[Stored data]
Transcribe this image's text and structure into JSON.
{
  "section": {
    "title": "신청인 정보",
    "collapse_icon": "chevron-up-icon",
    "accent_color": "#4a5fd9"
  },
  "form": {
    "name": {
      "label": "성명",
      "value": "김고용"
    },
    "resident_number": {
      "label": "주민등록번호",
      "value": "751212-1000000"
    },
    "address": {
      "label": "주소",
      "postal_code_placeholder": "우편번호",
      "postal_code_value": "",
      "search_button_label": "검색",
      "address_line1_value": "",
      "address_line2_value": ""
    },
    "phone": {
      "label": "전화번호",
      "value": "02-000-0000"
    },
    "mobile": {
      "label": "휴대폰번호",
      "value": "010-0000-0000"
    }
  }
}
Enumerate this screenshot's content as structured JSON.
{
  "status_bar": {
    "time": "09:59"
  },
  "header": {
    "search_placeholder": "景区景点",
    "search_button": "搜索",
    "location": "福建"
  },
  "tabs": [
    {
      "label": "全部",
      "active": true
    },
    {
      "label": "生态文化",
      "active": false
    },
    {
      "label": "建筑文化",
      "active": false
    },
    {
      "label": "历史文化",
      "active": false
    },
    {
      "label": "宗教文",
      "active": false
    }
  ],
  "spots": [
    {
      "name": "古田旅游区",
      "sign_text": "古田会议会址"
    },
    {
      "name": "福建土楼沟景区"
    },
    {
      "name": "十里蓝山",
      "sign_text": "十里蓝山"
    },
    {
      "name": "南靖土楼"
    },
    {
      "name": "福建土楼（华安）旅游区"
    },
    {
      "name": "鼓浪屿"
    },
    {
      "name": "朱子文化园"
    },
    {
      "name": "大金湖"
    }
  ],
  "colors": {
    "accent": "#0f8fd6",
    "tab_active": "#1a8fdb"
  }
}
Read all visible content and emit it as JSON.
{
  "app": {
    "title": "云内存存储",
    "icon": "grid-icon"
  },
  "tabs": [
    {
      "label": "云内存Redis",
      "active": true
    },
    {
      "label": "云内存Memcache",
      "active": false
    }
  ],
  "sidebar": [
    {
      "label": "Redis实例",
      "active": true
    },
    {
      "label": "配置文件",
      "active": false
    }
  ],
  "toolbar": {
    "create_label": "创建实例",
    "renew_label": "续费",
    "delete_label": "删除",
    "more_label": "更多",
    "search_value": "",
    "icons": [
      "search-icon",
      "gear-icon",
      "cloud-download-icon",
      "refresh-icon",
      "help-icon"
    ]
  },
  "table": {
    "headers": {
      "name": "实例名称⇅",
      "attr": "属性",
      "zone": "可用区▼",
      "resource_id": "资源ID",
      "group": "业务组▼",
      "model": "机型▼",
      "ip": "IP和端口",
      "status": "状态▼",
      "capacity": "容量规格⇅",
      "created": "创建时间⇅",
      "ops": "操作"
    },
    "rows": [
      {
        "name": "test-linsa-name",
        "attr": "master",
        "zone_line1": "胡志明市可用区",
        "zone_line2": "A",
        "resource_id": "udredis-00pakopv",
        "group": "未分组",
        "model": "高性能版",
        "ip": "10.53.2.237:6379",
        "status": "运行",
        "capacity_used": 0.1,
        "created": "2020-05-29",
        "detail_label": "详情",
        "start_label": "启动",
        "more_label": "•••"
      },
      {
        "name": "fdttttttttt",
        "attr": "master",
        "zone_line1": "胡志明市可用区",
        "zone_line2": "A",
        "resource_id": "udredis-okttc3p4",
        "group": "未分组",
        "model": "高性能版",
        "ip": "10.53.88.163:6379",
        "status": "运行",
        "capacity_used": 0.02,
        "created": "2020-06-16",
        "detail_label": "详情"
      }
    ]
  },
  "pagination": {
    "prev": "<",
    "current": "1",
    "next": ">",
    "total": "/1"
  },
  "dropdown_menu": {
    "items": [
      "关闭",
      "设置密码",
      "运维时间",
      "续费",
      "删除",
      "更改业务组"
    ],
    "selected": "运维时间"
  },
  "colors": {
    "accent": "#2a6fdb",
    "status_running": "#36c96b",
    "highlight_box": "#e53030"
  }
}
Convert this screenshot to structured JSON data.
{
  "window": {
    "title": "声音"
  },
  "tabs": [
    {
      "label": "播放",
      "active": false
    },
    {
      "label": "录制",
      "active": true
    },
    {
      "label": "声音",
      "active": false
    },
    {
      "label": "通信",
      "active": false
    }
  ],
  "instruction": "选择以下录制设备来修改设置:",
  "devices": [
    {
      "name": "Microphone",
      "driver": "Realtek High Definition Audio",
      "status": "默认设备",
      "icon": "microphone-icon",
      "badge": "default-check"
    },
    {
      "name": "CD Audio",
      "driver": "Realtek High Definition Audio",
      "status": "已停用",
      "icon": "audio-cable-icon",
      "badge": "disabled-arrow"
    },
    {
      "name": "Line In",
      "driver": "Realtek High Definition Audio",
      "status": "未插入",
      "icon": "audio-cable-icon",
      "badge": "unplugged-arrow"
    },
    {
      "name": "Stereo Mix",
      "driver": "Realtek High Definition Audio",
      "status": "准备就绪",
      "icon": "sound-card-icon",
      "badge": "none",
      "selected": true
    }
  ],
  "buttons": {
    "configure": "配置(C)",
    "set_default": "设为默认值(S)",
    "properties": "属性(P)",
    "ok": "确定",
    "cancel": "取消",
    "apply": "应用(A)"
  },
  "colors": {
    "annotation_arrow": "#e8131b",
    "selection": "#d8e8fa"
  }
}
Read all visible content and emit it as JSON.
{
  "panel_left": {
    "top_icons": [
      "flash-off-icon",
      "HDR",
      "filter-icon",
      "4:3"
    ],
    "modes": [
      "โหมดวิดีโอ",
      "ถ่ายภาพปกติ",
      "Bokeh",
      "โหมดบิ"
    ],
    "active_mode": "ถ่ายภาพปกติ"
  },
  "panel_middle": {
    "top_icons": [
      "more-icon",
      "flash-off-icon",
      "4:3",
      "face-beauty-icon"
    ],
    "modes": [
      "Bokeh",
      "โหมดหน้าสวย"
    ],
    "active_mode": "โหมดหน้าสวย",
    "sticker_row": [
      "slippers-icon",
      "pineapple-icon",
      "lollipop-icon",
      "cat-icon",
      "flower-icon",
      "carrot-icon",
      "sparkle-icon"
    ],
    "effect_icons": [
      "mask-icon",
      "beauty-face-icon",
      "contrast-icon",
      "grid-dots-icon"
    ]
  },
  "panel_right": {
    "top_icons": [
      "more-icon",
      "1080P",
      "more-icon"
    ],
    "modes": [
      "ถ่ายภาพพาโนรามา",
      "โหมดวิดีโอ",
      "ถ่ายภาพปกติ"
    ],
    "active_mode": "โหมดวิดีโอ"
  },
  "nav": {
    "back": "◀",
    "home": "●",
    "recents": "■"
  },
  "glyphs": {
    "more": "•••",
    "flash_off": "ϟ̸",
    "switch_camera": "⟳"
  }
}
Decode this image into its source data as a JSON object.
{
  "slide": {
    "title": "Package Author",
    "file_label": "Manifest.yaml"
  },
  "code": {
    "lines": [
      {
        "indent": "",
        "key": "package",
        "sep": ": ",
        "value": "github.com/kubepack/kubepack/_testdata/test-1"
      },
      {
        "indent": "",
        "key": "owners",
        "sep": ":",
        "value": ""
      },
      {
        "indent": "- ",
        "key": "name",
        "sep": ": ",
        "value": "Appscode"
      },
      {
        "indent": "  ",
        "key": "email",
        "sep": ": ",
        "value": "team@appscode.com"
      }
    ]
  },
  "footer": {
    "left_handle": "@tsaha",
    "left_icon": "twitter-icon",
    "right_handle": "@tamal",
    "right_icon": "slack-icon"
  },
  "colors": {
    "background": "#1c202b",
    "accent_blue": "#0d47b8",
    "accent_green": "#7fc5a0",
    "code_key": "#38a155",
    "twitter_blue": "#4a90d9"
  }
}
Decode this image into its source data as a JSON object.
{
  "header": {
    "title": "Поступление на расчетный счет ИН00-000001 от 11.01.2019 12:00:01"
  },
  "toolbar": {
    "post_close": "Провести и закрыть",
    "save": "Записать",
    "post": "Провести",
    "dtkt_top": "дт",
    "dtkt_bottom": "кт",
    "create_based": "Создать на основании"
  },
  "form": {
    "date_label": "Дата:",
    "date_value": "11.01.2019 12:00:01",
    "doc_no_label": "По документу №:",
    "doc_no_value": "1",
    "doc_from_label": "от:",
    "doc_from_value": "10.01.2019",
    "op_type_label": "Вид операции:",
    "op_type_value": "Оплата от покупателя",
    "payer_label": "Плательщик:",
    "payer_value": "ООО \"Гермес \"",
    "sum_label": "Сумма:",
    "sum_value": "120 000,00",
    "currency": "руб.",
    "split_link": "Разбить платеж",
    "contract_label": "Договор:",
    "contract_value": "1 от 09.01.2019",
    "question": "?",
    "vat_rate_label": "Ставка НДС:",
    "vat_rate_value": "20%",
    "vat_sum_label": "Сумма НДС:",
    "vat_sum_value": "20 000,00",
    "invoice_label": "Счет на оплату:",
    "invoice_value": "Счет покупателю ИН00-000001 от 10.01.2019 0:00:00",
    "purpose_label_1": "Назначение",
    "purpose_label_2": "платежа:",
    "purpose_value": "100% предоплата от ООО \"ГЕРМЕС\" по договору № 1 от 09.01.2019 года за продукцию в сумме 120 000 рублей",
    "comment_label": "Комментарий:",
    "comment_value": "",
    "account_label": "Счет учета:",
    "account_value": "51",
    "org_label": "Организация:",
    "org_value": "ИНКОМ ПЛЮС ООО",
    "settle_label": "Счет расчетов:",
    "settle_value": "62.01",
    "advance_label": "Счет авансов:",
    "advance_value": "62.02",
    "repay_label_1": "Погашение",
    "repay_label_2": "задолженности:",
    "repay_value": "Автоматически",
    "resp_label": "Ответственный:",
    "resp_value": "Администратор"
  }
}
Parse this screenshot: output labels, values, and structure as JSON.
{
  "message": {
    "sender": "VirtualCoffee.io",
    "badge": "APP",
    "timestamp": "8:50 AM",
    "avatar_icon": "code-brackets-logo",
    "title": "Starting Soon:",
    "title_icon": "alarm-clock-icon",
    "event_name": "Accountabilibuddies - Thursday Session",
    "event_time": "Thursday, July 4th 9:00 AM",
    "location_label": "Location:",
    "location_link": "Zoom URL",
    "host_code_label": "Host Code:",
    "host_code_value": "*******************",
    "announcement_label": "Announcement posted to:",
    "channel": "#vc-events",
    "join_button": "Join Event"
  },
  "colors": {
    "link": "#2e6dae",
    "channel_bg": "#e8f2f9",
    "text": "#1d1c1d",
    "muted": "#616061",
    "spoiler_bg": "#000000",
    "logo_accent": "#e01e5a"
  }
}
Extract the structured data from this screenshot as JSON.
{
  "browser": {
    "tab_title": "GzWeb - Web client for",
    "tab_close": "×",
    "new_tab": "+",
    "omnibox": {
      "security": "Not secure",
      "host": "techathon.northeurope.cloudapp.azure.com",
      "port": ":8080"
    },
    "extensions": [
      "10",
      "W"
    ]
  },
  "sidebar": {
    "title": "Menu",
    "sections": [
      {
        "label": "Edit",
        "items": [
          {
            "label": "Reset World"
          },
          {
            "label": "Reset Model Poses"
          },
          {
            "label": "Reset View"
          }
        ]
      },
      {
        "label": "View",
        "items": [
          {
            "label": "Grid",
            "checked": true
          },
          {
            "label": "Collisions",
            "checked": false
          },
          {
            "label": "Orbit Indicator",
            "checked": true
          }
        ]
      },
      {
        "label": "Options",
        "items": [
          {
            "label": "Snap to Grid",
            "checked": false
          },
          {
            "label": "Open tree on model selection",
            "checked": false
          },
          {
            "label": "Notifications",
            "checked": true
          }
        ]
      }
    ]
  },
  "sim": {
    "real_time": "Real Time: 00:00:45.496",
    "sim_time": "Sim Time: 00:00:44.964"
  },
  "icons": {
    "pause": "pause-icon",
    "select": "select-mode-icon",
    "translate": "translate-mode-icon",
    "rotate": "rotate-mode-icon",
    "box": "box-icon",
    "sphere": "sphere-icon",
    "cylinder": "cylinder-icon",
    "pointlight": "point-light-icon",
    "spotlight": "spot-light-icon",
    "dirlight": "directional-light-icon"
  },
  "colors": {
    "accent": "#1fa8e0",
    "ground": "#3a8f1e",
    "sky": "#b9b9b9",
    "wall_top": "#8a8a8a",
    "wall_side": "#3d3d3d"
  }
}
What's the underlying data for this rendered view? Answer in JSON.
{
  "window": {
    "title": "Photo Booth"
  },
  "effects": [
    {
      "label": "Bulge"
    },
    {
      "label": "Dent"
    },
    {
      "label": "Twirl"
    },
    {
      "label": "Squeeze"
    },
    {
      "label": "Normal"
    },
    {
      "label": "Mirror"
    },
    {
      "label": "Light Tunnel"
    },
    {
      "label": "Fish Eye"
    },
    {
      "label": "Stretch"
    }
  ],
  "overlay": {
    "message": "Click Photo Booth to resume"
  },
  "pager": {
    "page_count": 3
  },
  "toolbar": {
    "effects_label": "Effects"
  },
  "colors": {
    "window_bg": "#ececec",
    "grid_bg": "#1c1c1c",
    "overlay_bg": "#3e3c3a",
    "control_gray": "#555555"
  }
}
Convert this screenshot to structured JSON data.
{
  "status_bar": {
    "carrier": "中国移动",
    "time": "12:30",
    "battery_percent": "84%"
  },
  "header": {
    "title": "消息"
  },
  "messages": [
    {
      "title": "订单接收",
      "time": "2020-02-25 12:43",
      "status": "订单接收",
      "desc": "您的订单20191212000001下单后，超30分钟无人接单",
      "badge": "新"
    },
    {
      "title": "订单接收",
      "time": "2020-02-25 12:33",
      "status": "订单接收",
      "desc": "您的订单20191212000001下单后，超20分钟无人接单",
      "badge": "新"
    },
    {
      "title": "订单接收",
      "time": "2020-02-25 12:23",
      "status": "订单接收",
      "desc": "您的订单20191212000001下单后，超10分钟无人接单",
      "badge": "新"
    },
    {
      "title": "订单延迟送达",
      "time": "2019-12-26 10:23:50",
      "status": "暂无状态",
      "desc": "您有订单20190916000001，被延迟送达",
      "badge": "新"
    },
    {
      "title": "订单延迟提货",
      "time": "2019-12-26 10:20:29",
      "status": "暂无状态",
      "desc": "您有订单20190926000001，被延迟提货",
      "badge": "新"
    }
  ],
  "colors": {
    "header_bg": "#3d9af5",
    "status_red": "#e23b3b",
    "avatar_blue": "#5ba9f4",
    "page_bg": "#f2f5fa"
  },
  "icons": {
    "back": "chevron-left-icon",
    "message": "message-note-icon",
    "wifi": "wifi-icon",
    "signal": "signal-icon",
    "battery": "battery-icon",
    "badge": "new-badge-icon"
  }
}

## WHAT IS REQUIRED
Look through the lines above and collect those with the word "test".

## RESULT
        "name": "test-linsa-name",
        "value": "github.com/kubepack/kubepack/_testdata/test-1"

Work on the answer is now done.